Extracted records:
┄┄┄┄┄┄┄┄┄┄
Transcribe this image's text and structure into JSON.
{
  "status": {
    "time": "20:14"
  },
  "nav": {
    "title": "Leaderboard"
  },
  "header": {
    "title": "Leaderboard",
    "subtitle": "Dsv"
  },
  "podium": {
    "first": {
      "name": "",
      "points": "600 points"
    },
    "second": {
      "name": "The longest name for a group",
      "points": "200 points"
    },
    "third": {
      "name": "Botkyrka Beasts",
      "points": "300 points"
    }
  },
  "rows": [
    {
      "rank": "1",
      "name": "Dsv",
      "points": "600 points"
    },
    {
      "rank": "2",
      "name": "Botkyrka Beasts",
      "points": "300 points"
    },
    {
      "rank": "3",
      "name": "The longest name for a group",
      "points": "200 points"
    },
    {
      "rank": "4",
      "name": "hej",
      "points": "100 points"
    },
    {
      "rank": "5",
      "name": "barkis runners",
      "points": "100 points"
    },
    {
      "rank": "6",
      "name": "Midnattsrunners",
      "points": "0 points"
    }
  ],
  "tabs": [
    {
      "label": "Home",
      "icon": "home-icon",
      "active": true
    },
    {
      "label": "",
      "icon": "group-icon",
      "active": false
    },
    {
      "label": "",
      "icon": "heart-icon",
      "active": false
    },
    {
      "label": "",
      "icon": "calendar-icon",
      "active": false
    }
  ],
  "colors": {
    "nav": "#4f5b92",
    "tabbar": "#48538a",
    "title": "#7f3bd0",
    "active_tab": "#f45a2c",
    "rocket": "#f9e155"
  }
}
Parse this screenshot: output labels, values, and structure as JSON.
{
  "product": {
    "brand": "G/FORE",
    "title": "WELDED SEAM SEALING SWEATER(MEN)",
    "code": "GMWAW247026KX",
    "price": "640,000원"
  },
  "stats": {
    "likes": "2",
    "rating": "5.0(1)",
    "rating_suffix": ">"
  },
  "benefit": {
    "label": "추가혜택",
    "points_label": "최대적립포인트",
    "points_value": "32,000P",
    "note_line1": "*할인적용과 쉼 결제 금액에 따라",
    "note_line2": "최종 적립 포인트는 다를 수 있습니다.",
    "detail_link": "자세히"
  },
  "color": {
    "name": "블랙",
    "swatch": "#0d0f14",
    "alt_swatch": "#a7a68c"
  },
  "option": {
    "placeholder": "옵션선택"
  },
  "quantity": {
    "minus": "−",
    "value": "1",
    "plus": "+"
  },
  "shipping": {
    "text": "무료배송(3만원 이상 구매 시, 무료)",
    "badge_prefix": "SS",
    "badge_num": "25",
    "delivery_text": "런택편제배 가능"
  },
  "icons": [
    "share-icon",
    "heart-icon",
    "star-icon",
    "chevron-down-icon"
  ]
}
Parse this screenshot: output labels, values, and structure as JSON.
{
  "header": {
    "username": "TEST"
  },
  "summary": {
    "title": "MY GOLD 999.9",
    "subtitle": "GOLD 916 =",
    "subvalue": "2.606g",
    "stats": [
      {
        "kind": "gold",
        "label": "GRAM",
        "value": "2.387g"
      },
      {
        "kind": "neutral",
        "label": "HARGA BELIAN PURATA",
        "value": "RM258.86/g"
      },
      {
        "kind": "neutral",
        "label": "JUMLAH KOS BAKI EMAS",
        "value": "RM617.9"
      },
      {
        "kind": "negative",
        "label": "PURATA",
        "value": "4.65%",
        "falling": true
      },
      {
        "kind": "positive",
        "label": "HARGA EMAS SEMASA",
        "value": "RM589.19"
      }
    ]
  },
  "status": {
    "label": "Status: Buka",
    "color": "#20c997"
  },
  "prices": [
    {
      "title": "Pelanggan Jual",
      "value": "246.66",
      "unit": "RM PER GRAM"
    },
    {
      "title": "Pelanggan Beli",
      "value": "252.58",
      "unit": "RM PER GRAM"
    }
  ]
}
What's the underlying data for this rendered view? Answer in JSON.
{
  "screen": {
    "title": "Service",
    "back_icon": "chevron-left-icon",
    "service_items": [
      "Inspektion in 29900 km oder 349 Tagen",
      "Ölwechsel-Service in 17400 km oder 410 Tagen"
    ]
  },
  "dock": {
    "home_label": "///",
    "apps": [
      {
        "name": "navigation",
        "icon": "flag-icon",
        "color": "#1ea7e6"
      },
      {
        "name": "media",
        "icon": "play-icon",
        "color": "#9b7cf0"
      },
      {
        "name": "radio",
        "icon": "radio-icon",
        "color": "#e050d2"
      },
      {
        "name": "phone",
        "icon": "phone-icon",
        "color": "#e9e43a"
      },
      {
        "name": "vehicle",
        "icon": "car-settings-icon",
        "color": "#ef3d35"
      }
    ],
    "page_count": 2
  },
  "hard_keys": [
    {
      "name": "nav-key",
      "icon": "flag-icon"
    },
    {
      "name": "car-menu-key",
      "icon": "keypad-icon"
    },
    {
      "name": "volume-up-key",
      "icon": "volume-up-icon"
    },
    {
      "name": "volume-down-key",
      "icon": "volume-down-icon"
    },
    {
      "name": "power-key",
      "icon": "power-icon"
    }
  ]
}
┄┄┄┄┄┄┄┄┄┄
**WHAT THIS TASK INVOLVES:**
Type out the material again exactly as presented.

**EXERCISE ANSWER:**
Transcribe this image's text and structure into JSON.
{
  "status": {
    "time": "20:14"
  },
  "nav": {
    "title": "Leaderboard"
  },
  "header": {
    "title": "Leaderboard",
    "subtitle": "Dsv"
  },
  "podium": {
    "first": {
      "name": "",
      "points": "600 points"
    },
    "second": {
      "name": "The longest name for a group",
      "points": "200 points"
    },
    "third": {
      "name": "Botkyrka Beasts",
      "points": "300 points"
    }
  },
  "rows": [
    {
      "rank": "1",
      "name": "Dsv",
      "points": "600 points"
    },
    {
      "rank": "2",
      "name": "Botkyrka Beasts",
      "points": "300 points"
    },
    {
      "rank": "3",
      "name": "The longest name for a group",
      "points": "200 points"
    },
    {
      "rank": "4",
      "name": "hej",
      "points": "100 points"
    },
    {
      "rank": "5",
      "name": "barkis runners",
      "points": "100 points"
    },
    {
      "rank": "6",
      "name": "Midnattsrunners",
      "points": "0 points"
    }
  ],
  "tabs": [
    {
      "label": "Home",
      "icon": "home-icon",
      "active": true
    },
    {
      "label": "",
      "icon": "group-icon",
      "active": false
    },
    {
      "label": "",
      "icon": "heart-icon",
      "active": false
    },
    {
      "label": "",
      "icon": "calendar-icon",
      "active": false
    }
  ],
  "colors": {
    "nav": "#4f5b92",
    "tabbar": "#48538a",
    "title": "#7f3bd0",
    "active_tab": "#f45a2c",
    "rocket": "#f9e155"
  }
}
Parse this screenshot: output labels, values, and structure as JSON.
{
  "product": {
    "brand": "G/FORE",
    "title": "WELDED SEAM SEALING SWEATER(MEN)",
    "code": "GMWAW247026KX",
    "price": "640,000원"
  },
  "stats": {
    "likes": "2",
    "rating": "5.0(1)",
    "rating_suffix": ">"
  },
  "benefit": {
    "label": "추가혜택",
    "points_label": "최대적립포인트",
    "points_value": "32,000P",
    "note_line1": "*할인적용과 쉼 결제 금액에 따라",
    "note_line2": "최종 적립 포인트는 다를 수 있습니다.",
    "detail_link": "자세히"
  },
  "color": {
    "name": "블랙",
    "swatch": "#0d0f14",
    "alt_swatch": "#a7a68c"
  },
  "option": {
    "placeholder": "옵션선택"
  },
  "quantity": {
    "minus": "−",
    "value": "1",
    "plus": "+"
  },
  "shipping": {
    "text": "무료배송(3만원 이상 구매 시, 무료)",
    "badge_prefix": "SS",
    "badge_num": "25",
    "delivery_text": "런택편제배 가능"
  },
  "icons": [
    "share-icon",
    "heart-icon",
    "star-icon",
    "chevron-down-icon"
  ]
}
Parse this screenshot: output labels, values, and structure as JSON.
{
  "header": {
    "username": "TEST"
  },
  "summary": {
    "title": "MY GOLD 999.9",
    "subtitle": "GOLD 916 =",
    "subvalue": "2.606g",
    "stats": [
      {
        "kind": "gold",
        "label": "GRAM",
        "value": "2.387g"
      },
      {
        "kind": "neutral",
        "label": "HARGA BELIAN PURATA",
        "value": "RM258.86/g"
      },
      {
        "kind": "neutral",
        "label": "JUMLAH KOS BAKI EMAS",
        "value": "RM617.9"
      },
      {
        "kind": "negative",
        "label": "PURATA",
        "value": "4.65%",
        "falling": true
      },
      {
        "kind": "positive",
        "label": "HARGA EMAS SEMASA",
        "value": "RM589.19"
      }
    ]
  },
  "status": {
    "label": "Status: Buka",
    "color": "#20c997"
  },
  "prices": [
    {
      "title": "Pelanggan Jual",
      "value": "246.66",
      "unit": "RM PER GRAM"
    },
    {
      "title": "Pelanggan Beli",
      "value": "252.58",
      "unit": "RM PER GRAM"
    }
  ]
}
What's the underlying data for this rendered view? Answer in JSON.
{
  "screen": {
    "title": "Service",
    "back_icon": "chevron-left-icon",
    "service_items": [
      "Inspektion in 29900 km oder 349 Tagen",
      "Ölwechsel-Service in 17400 km oder 410 Tagen"
    ]
  },
  "dock": {
    "home_label": "///",
    "apps": [
      {
        "name": "navigation",
        "icon": "flag-icon",
        "color": "#1ea7e6"
      },
      {
        "name": "media",
        "icon": "play-icon",
        "color": "#9b7cf0"
      },
      {
        "name": "radio",
        "icon": "radio-icon",
        "color": "#e050d2"
      },
      {
        "name": "phone",
        "icon": "phone-icon",
        "color": "#e9e43a"
      },
      {
        "name": "vehicle",
        "icon": "car-settings-icon",
        "color": "#ef3d35"
      }
    ],
    "page_count": 2
  },
  "hard_keys": [
    {
      "name": "nav-key",
      "icon": "flag-icon"
    },
    {
      "name": "car-menu-key",
      "icon": "keypad-icon"
    },
    {
      "name": "volume-up-key",
      "icon": "volume-up-icon"
    },
    {
      "name": "volume-down-key",
      "icon": "volume-down-icon"
    },
    {
      "name": "power-key",
      "icon": "power-icon"
    }
  ]
}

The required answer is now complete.